DATA IN THIS EXERCISE »

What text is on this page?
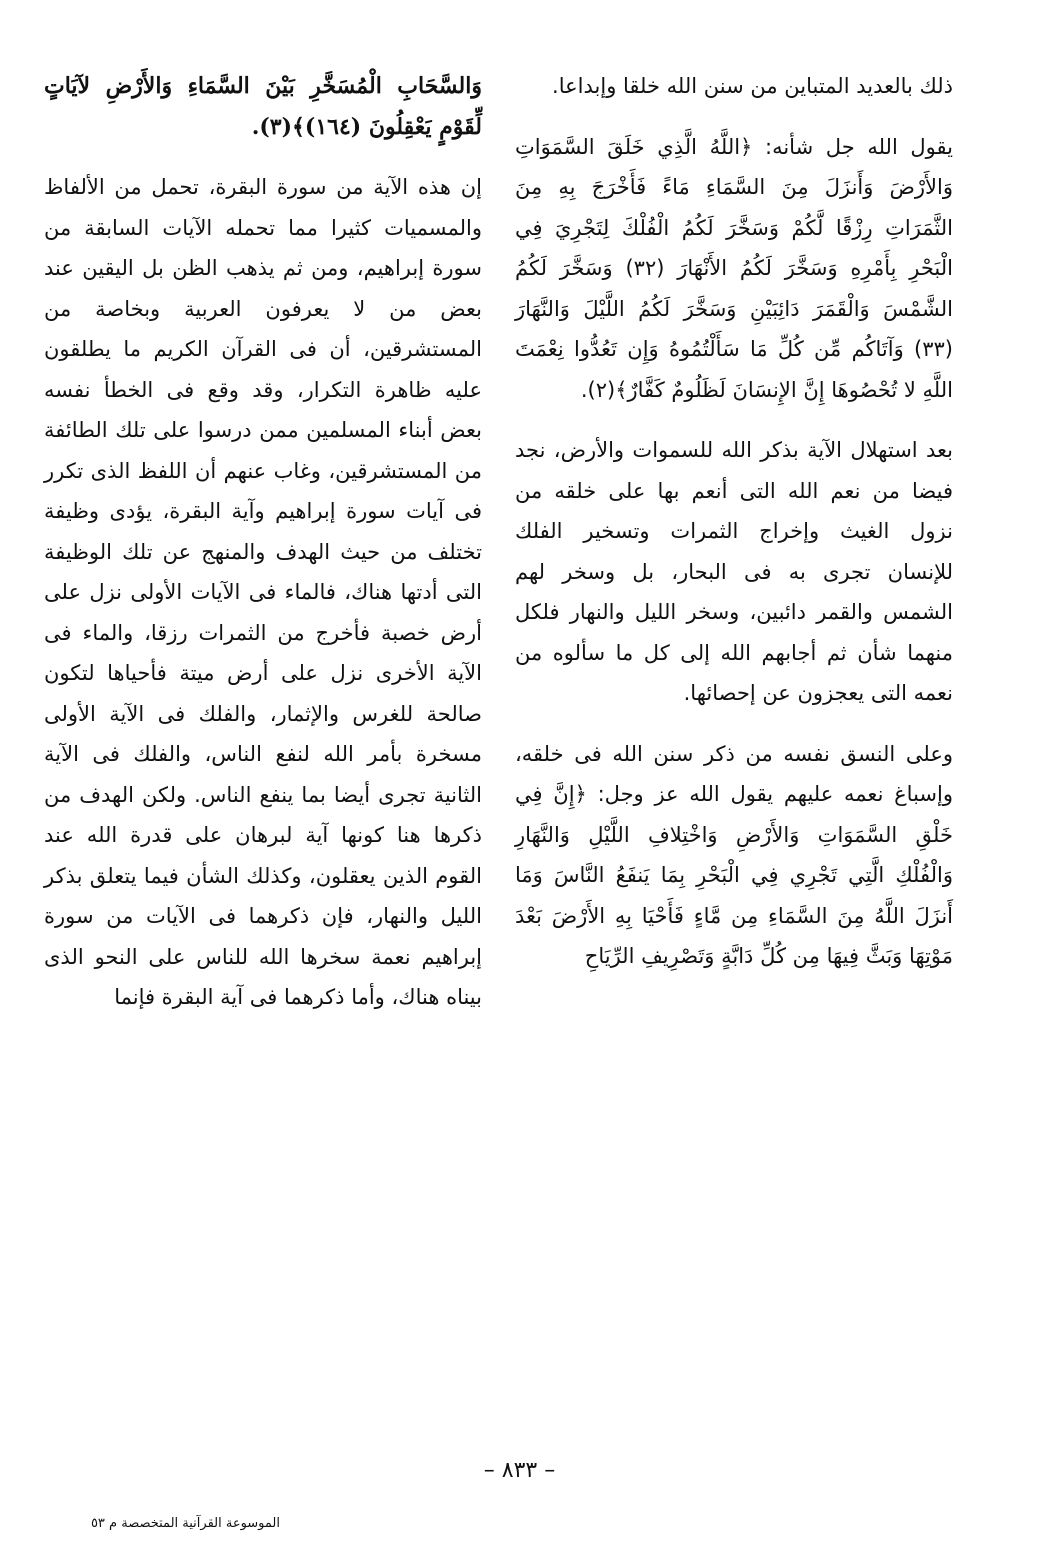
ذلك بالعديد المتباين من سنن الله خلقا وإبداعا.

يقول الله جل شأنه: ﴿اللَّهُ الَّذِي خَلَقَ السَّمَوَاتِ وَالأَرْضَ وَأَنزَلَ مِنَ السَّمَاءِ مَاءً فَأَخْرَجَ بِهِ مِنَ الثَّمَرَاتِ رِزْقًا لَّكُمْ وَسَخَّرَ لَكُمُ الْفُلْكَ لِتَجْرِيَ فِي الْبَحْرِ بِأَمْرِهِ وَسَخَّرَ لَكُمُ الأَنْهَارَ (٣٢) وَسَخَّرَ لَكُمُ الشَّمْسَ وَالْقَمَرَ دَائِبَيْنِ وَسَخَّرَ لَكُمُ اللَّيْلَ وَالنَّهَارَ (٣٣) وَآتَاكُم مِّن كُلِّ مَا سَأَلْتُمُوهُ وَإِن تَعُدُّوا نِعْمَتَ اللَّهِ لا تُحْصُوهَا إِنَّ الإِنسَانَ لَظَلُومٌ كَفَّارٌ﴾(٢).

بعد استهلال الآية بذكر الله للسموات والأرض، نجد فيضا من نعم الله التى أنعم بها على خلقه من نزول الغيث وإخراج الثمرات وتسخير الفلك للإنسان تجرى به فى البحار، بل وسخر لهم الشمس والقمر دائبين، وسخر الليل والنهار فلكل منهما شأن ثم أجابهم الله إلى كل ما سألوه من نعمه التى يعجزون عن إحصائها.

وعلى النسق نفسه من ذكر سنن الله فى خلقه، وإسباغ نعمه عليهم يقول الله عز وجل: ﴿إِنَّ فِي خَلْقِ السَّمَوَاتِ وَالأَرْضِ وَاخْتِلافِ اللَّيْلِ وَالنَّهَارِ وَالْفُلْكِ الَّتِي تَجْرِي فِي الْبَحْرِ بِمَا يَنفَعُ النَّاسَ وَمَا أَنزَلَ اللَّهُ مِنَ السَّمَاءِ مِن مَّاءٍ فَأَحْيَا بِهِ الأَرْضَ بَعْدَ مَوْتِهَا وَبَثَّ فِيهَا مِن كُلِّ دَابَّةٍ وَتَصْرِيفِ الرِّيَاحِ

وَالسَّحَابِ الْمُسَخَّرِ بَيْنَ السَّمَاءِ وَالأَرْضِ لآيَاتٍ لِّقَوْمٍ يَعْقِلُونَ (١٦٤)﴾(٣).

إن هذه الآية من سورة البقرة، تحمل من الألفاظ والمسميات كثيرا مما تحمله الآيات السابقة من سورة إبراهيم، ومن ثم يذهب الظن بل اليقين عند بعض من لا يعرفون العربية وبخاصة من المستشرقين، أن فى القرآن الكريم ما يطلقون عليه ظاهرة التكرار، وقد وقع فى الخطأ نفسه بعض أبناء المسلمين ممن درسوا على تلك الطائفة من المستشرقين، وغاب عنهم أن اللفظ الذى تكرر فى آيات سورة إبراهيم وآية البقرة، يؤدى وظيفة تختلف من حيث الهدف والمنهج عن تلك الوظيفة التى أدتها هناك، فالماء فى الآيات الأولى نزل على أرض خصبة فأخرج من الثمرات رزقا، والماء فى الآية الأخرى نزل على أرض ميتة فأحياها لتكون صالحة للغرس والإثمار، والفلك فى الآية الأولى مسخرة بأمر الله لنفع الناس، والفلك فى الآية الثانية تجرى أيضا بما ينفع الناس. ولكن الهدف من ذكرها هنا كونها آية لبرهان على قدرة الله عند القوم الذين يعقلون، وكذلك الشأن فيما يتعلق بذكر الليل والنهار، فإن ذكرهما فى الآيات من سورة إبراهيم نعمة سخرها الله للناس على النحو الذى بيناه هناك، وأما ذكرهما فى آية البقرة فإنما

– ٨٣٣ –
الموسوعة القرآنية المتخصصة م ٥٣
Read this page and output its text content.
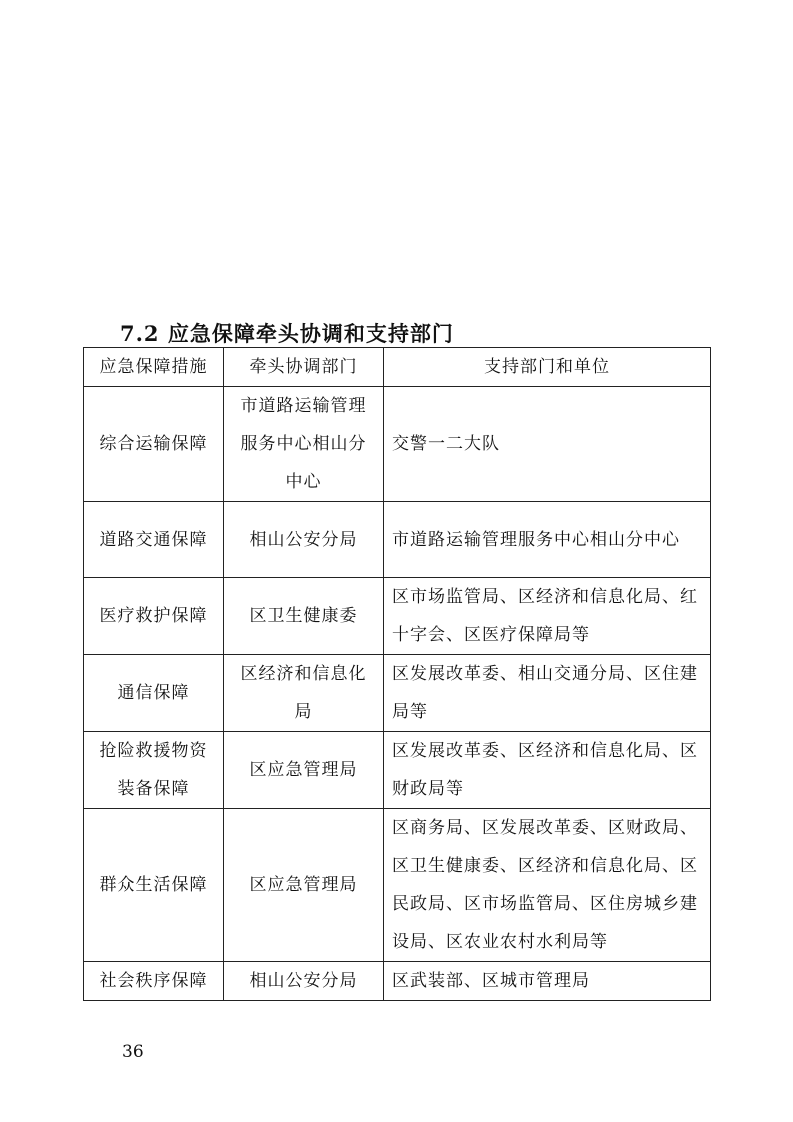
7.2 应急保障牵头协调和支持部门
应急保障措施	牵头协调部门	支持部门和单位
综合运输保障	市道路运输管理服务中心相山分中心	交警一二大队
道路交通保障	相山公安分局	市道路运输管理服务中心相山分中心
医疗救护保障	区卫生健康委	区市场监管局、区经济和信息化局、红十字会、区医疗保障局等
通信保障	区经济和信息化局	区发展改革委、相山交通分局、区住建局等
抢险救援物资装备保障	区应急管理局	区发展改革委、区经济和信息化局、区财政局等
群众生活保障	区应急管理局	区商务局、区发展改革委、区财政局、区卫生健康委、区经济和信息化局、区民政局、区市场监管局、区住房城乡建设局、区农业农村水利局等
社会秩序保障	相山公安分局	区武装部、区城市管理局
36
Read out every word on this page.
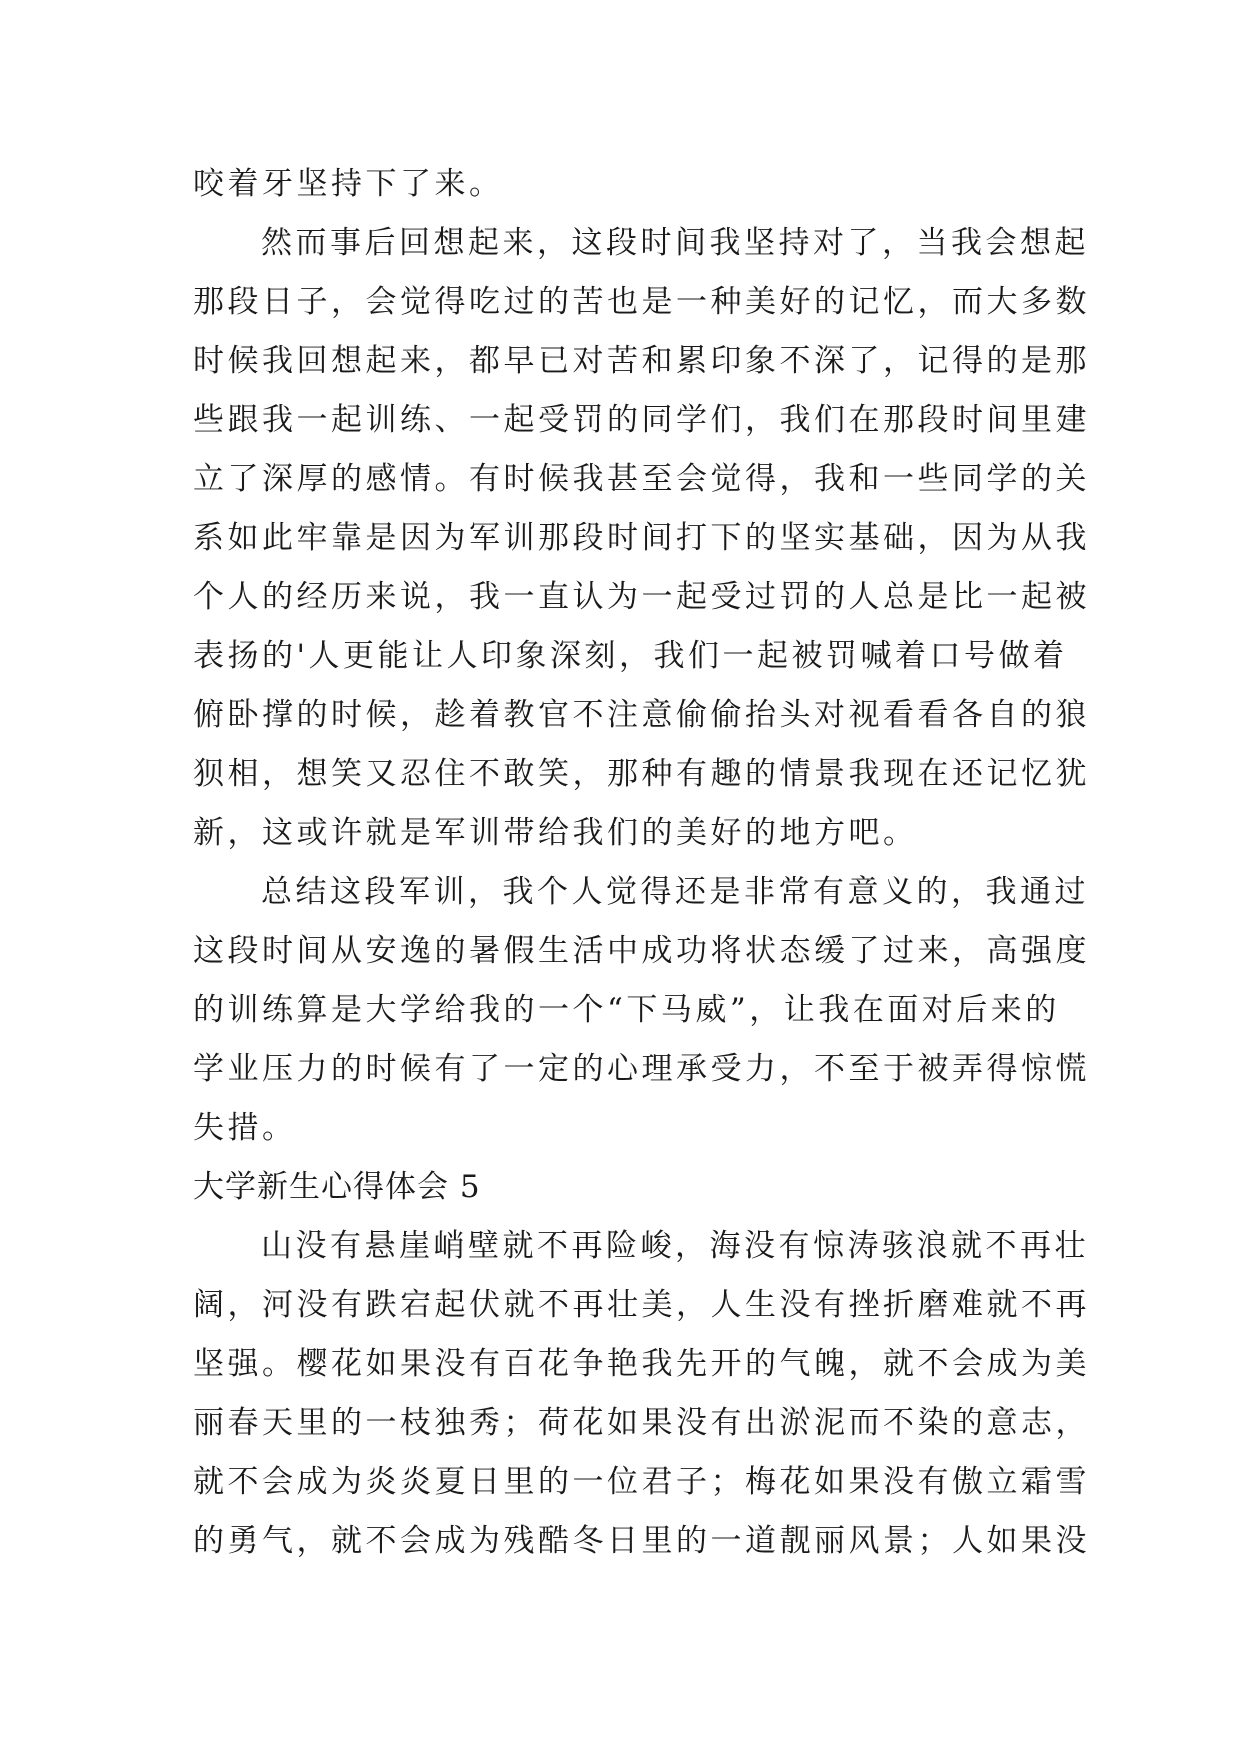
咬着牙坚持下了来。
然而事后回想起来，这段时间我坚持对了，当我会想起
那段日子，会觉得吃过的苦也是一种美好的记忆，而大多数
时候我回想起来，都早已对苦和累印象不深了，记得的是那
些跟我一起训练、一起受罚的同学们，我们在那段时间里建
立了深厚的感情。有时候我甚至会觉得，我和一些同学的关
系如此牢靠是因为军训那段时间打下的坚实基础，因为从我
个人的经历来说，我一直认为一起受过罚的人总是比一起被
表扬的'人更能让人印象深刻，我们一起被罚喊着口号做着
俯卧撑的时候，趁着教官不注意偷偷抬头对视看看各自的狼
狈相，想笑又忍住不敢笑，那种有趣的情景我现在还记忆犹
新，这或许就是军训带给我们的美好的地方吧。
总结这段军训，我个人觉得还是非常有意义的，我通过
这段时间从安逸的暑假生活中成功将状态缓了过来，高强度
的训练算是大学给我的一个“下马威”，让我在面对后来的
学业压力的时候有了一定的心理承受力，不至于被弄得惊慌
失措。
大学新生心得体会 5
山没有悬崖峭壁就不再险峻，海没有惊涛骇浪就不再壮
阔，河没有跌宕起伏就不再壮美，人生没有挫折磨难就不再
坚强。樱花如果没有百花争艳我先开的气魄，就不会成为美
丽春天里的一枝独秀；荷花如果没有出淤泥而不染的意志，
就不会成为炎炎夏日里的一位君子；梅花如果没有傲立霜雪
的勇气，就不会成为残酷冬日里的一道靓丽风景；人如果没
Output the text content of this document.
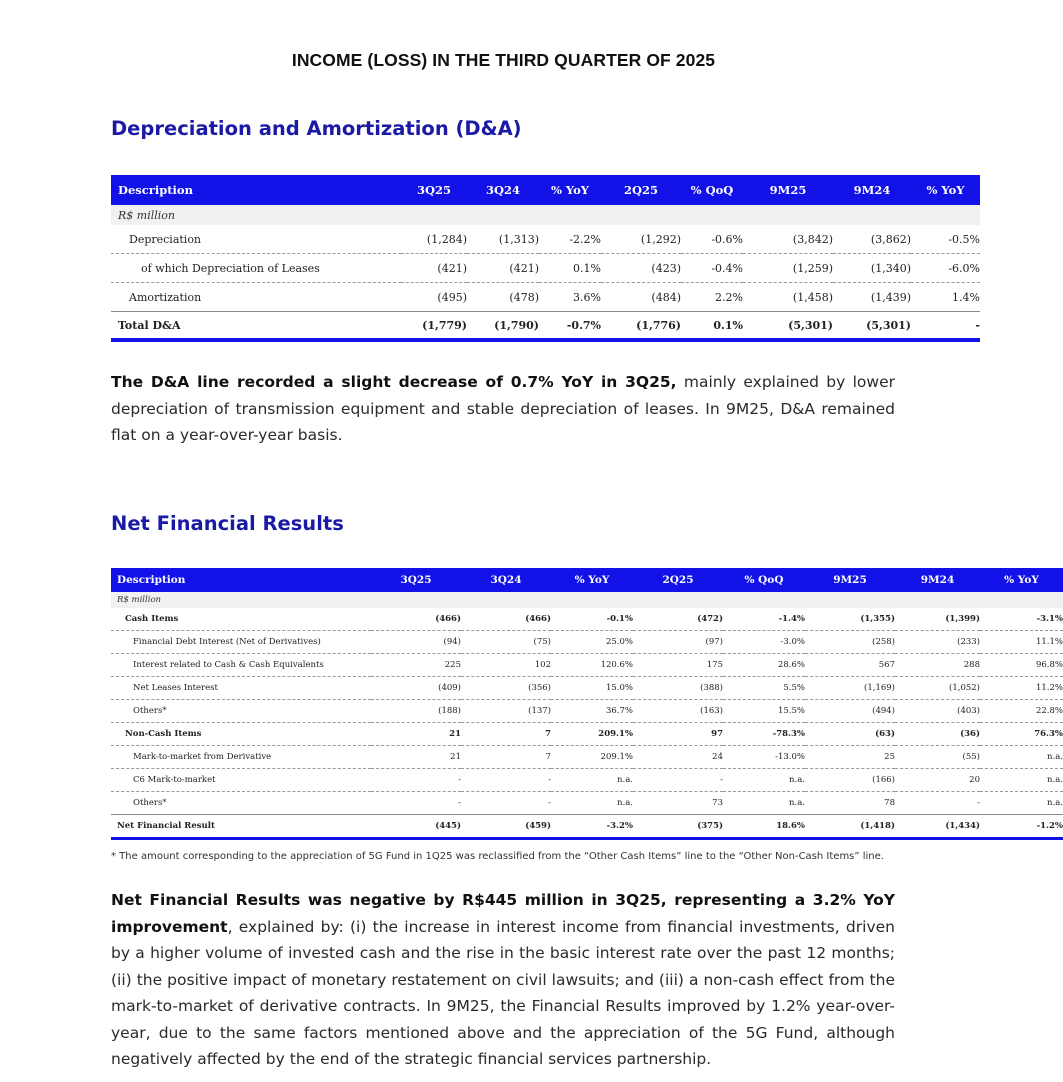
INCOME (LOSS) IN THE THIRD QUARTER OF 2025
Depreciation and Amortization (D&A)
Description	3Q25	3Q24	% YoY	2Q25	% QoQ	9M25	9M24	% YoY
R$ million								
Depreciation	(1,284)	(1,313)	-2.2%	(1,292)	-0.6%	(3,842)	(3,862)	-0.5%
of which Depreciation of Leases	(421)	(421)	0.1%	(423)	-0.4%	(1,259)	(1,340)	-6.0%
Amortization	(495)	(478)	3.6%	(484)	2.2%	(1,458)	(1,439)	1.4%
Total D&A	(1,779)	(1,790)	-0.7%	(1,776)	0.1%	(5,301)	(5,301)	-
The D&A line recorded a slight decrease of 0.7% YoY in 3Q25, mainly explained by lower depreciation of transmission equipment and stable depreciation of leases. In 9M25, D&A remained flat on a year-over-year basis.
Net Financial Results
Description	3Q25	3Q24	% YoY	2Q25	% QoQ	9M25	9M24	% YoY
R$ million								
Cash Items	(466)	(466)	-0.1%	(472)	-1.4%	(1,355)	(1,399)	-3.1%
Financial Debt Interest (Net of Derivatives)	(94)	(75)	25.0%	(97)	-3.0%	(258)	(233)	11.1%
Interest related to Cash & Cash Equivalents	225	102	120.6%	175	28.6%	567	288	96.8%
Net Leases Interest	(409)	(356)	15.0%	(388)	5.5%	(1,169)	(1,052)	11.2%
Others*	(188)	(137)	36.7%	(163)	15.5%	(494)	(403)	22.8%
Non-Cash Items	21	7	209.1%	97	-78.3%	(63)	(36)	76.3%
Mark-to-market from Derivative	21	7	209.1%	24	-13.0%	25	(55)	n.a.
C6 Mark-to-market	-	-	n.a.	-	n.a.	(166)	20	n.a.
Others*	-	-	n.a.	73	n.a.	78	-	n.a.
Net Financial Result	(445)	(459)	-3.2%	(375)	18.6%	(1,418)	(1,434)	-1.2%
* The amount corresponding to the appreciation of 5G Fund in 1Q25 was reclassified from the “Other Cash Items” line to the “Other Non-Cash Items” line.
Net Financial Results was negative by R$445 million in 3Q25, representing a 3.2% YoY improvement, explained by: (i) the increase in interest income from financial investments, driven by a higher volume of invested cash and the rise in the basic interest rate over the past 12 months; (ii) the positive impact of monetary restatement on civil lawsuits; and (iii) a non-cash effect from the mark-to-market of derivative contracts. In 9M25, the Financial Results improved by 1.2% year-over-year, due to the same factors mentioned above and the appreciation of the 5G Fund, although negatively affected by the end of the strategic financial services partnership.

YOUR INSTRUCTIONS »
Identify each line in the records above that contains the word "区市场监管局", and copy it out in full.

ANSWER TO THIS TASK »
医疗救护保障	区卫生健康委	区市场监管局、区经济和信息化局、红十字会、区医疗保障局等
群众生活保障	区应急管理局	区商务局、区发展改革委、区财政局、区卫生健康委、区经济和信息化局、区民政局、区市场监管局、区住房城乡建设局、区农业农村水利局等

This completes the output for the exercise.